/---

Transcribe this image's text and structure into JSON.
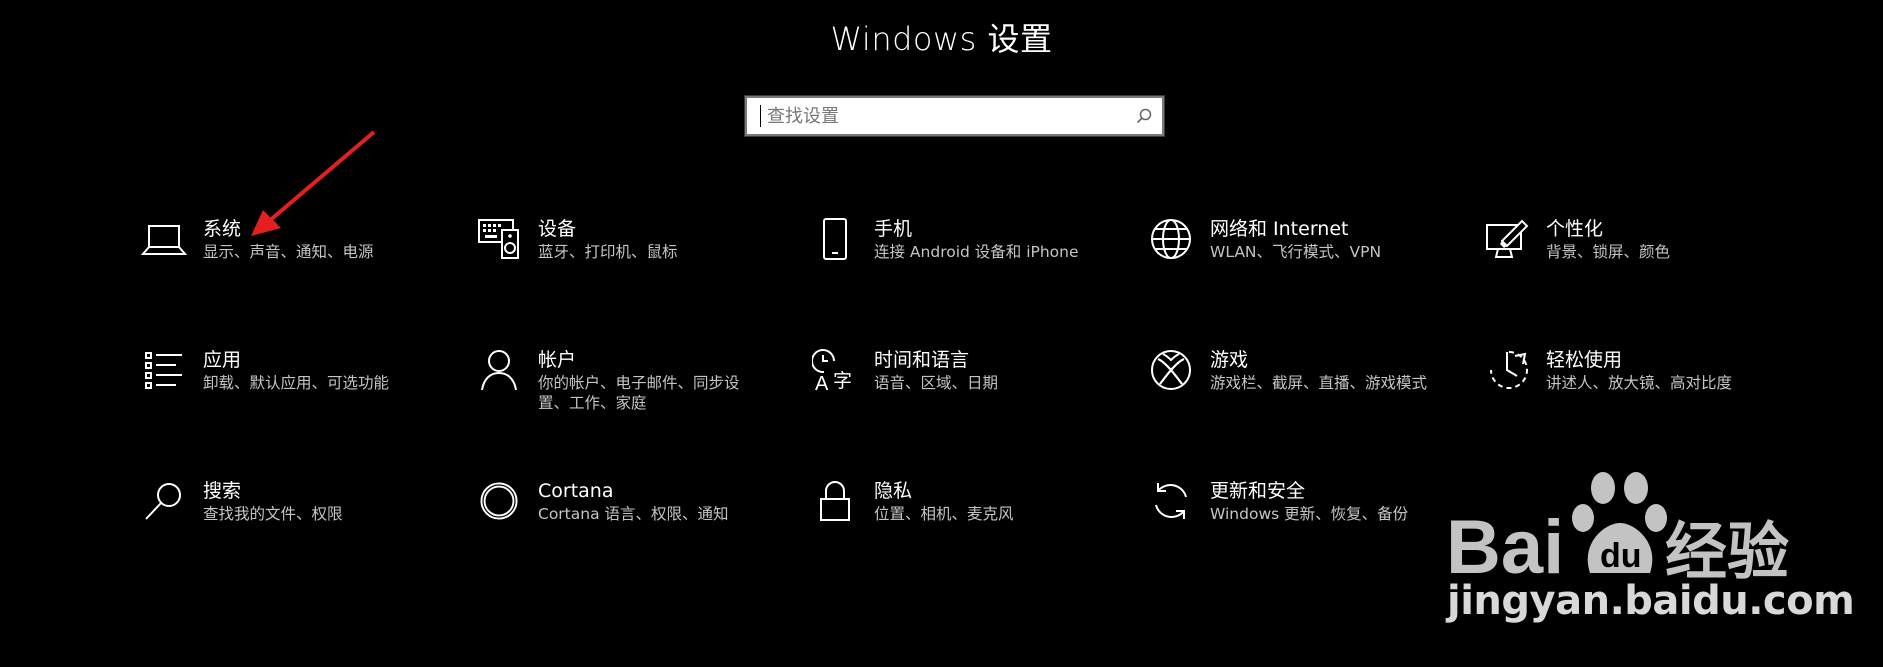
{
  "window": {
    "title": "Windows 设置"
  },
  "search": {
    "placeholder": "查找设置",
    "value": ""
  },
  "tiles": [
    {
      "icon": "laptop-icon",
      "label": "系统",
      "desc": "显示、声音、通知、电源"
    },
    {
      "icon": "keyboard-speaker-icon",
      "label": "设备",
      "desc": "蓝牙、打印机、鼠标"
    },
    {
      "icon": "phone-icon",
      "label": "手机",
      "desc": "连接 Android 设备和 iPhone"
    },
    {
      "icon": "globe-icon",
      "label": "网络和 Internet",
      "desc": "WLAN、飞行模式、VPN"
    },
    {
      "icon": "paint-brush-monitor-icon",
      "label": "个性化",
      "desc": "背景、锁屏、颜色"
    },
    {
      "icon": "app-list-icon",
      "label": "应用",
      "desc": "卸载、默认应用、可选功能"
    },
    {
      "icon": "person-icon",
      "label": "帐户",
      "desc": "你的帐户、电子邮件、同步设置、工作、家庭"
    },
    {
      "icon": "time-language-icon",
      "label": "时间和语言",
      "desc": "语音、区域、日期"
    },
    {
      "icon": "xbox-icon",
      "label": "游戏",
      "desc": "游戏栏、截屏、直播、游戏模式"
    },
    {
      "icon": "ease-of-access-icon",
      "label": "轻松使用",
      "desc": "讲述人、放大镜、高对比度"
    },
    {
      "icon": "search-icon",
      "label": "搜索",
      "desc": "查找我的文件、权限"
    },
    {
      "icon": "cortana-icon",
      "label": "Cortana",
      "desc": "Cortana 语言、权限、通知"
    },
    {
      "icon": "lock-icon",
      "label": "隐私",
      "desc": "位置、相机、麦克风"
    },
    {
      "icon": "sync-icon",
      "label": "更新和安全",
      "desc": "Windows 更新、恢复、备份"
    }
  ],
  "annotation": {
    "color": "#e41f1f"
  },
  "watermark": {
    "logo_text": "Bai 经验",
    "url": "jingyan.baidu.com"
  }
}
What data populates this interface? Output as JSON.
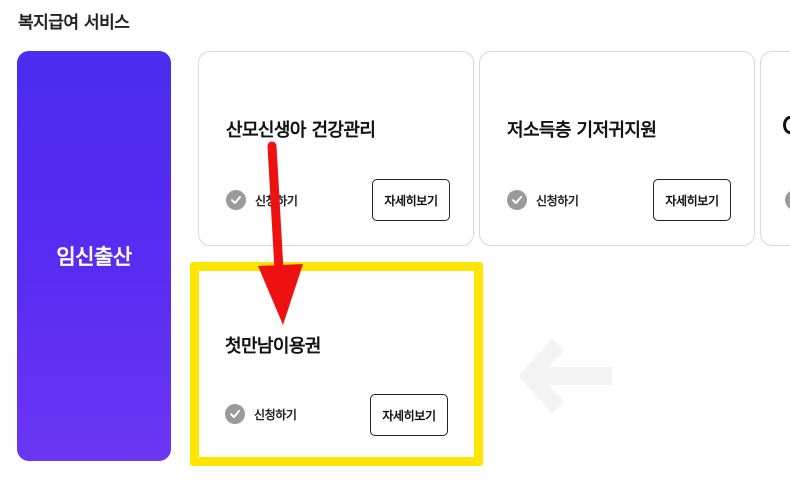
{
  "section": {
    "title": "복지급여 서비스"
  },
  "category": {
    "label": "임신출산"
  },
  "cards": [
    {
      "title": "산모신생아 건강관리",
      "apply_label": "신청하기",
      "detail_label": "자세히보기"
    },
    {
      "title": "저소득층 기저귀지원",
      "apply_label": "신청하기",
      "detail_label": "자세히보기"
    },
    {
      "title": "첫만남이용권",
      "apply_label": "신청하기",
      "detail_label": "자세히보기"
    }
  ],
  "colors": {
    "category_gradient_start": "#4a2df0",
    "category_gradient_end": "#6b36f4",
    "highlight": "#ffe600",
    "annotation_arrow": "#ee1111",
    "check_icon": "#9a9a9a"
  },
  "icons": {
    "apply": "check-circle-icon",
    "scroll_hint": "left-arrow-icon"
  }
}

\---

◆ Task to carry out
Copy out the listing exactly as it stands, but not the pictures.

◆ Answer to the task
Transcribe this image's text and structure into JSON.
{
  "window": {
    "title": "Windows 设置"
  },
  "search": {
    "placeholder": "查找设置",
    "value": ""
  },
  "tiles": [
    {
      "icon": "laptop-icon",
      "label": "系统",
      "desc": "显示、声音、通知、电源"
    },
    {
      "icon": "keyboard-speaker-icon",
      "label": "设备",
      "desc": "蓝牙、打印机、鼠标"
    },
    {
      "icon": "phone-icon",
      "label": "手机",
      "desc": "连接 Android 设备和 iPhone"
    },
    {
      "icon": "globe-icon",
      "label": "网络和 Internet",
      "desc": "WLAN、飞行模式、VPN"
    },
    {
      "icon": "paint-brush-monitor-icon",
      "label": "个性化",
      "desc": "背景、锁屏、颜色"
    },
    {
      "icon": "app-list-icon",
      "label": "应用",
      "desc": "卸载、默认应用、可选功能"
    },
    {
      "icon": "person-icon",
      "label": "帐户",
      "desc": "你的帐户、电子邮件、同步设置、工作、家庭"
    },
    {
      "icon": "time-language-icon",
      "label": "时间和语言",
      "desc": "语音、区域、日期"
    },
    {
      "icon": "xbox-icon",
      "label": "游戏",
      "desc": "游戏栏、截屏、直播、游戏模式"
    },
    {
      "icon": "ease-of-access-icon",
      "label": "轻松使用",
      "desc": "讲述人、放大镜、高对比度"
    },
    {
      "icon": "search-icon",
      "label": "搜索",
      "desc": "查找我的文件、权限"
    },
    {
      "icon": "cortana-icon",
      "label": "Cortana",
      "desc": "Cortana 语言、权限、通知"
    },
    {
      "icon": "lock-icon",
      "label": "隐私",
      "desc": "位置、相机、麦克风"
    },
    {
      "icon": "sync-icon",
      "label": "更新和安全",
      "desc": "Windows 更新、恢复、备份"
    }
  ],
  "annotation": {
    "color": "#e41f1f"
  },
  "watermark": {
    "logo_text": "Bai 经验",
    "url": "jingyan.baidu.com"
  }
}
What data populates this interface? Output as JSON.
{
  "section": {
    "title": "복지급여 서비스"
  },
  "category": {
    "label": "임신출산"
  },
  "cards": [
    {
      "title": "산모신생아 건강관리",
      "apply_label": "신청하기",
      "detail_label": "자세히보기"
    },
    {
      "title": "저소득층 기저귀지원",
      "apply_label": "신청하기",
      "detail_label": "자세히보기"
    },
    {
      "title": "첫만남이용권",
      "apply_label": "신청하기",
      "detail_label": "자세히보기"
    }
  ],
  "colors": {
    "category_gradient_start": "#4a2df0",
    "category_gradient_end": "#6b36f4",
    "highlight": "#ffe600",
    "annotation_arrow": "#ee1111",
    "check_icon": "#9a9a9a"
  },
  "icons": {
    "apply": "check-circle-icon",
    "scroll_hint": "left-arrow-icon"
  }
}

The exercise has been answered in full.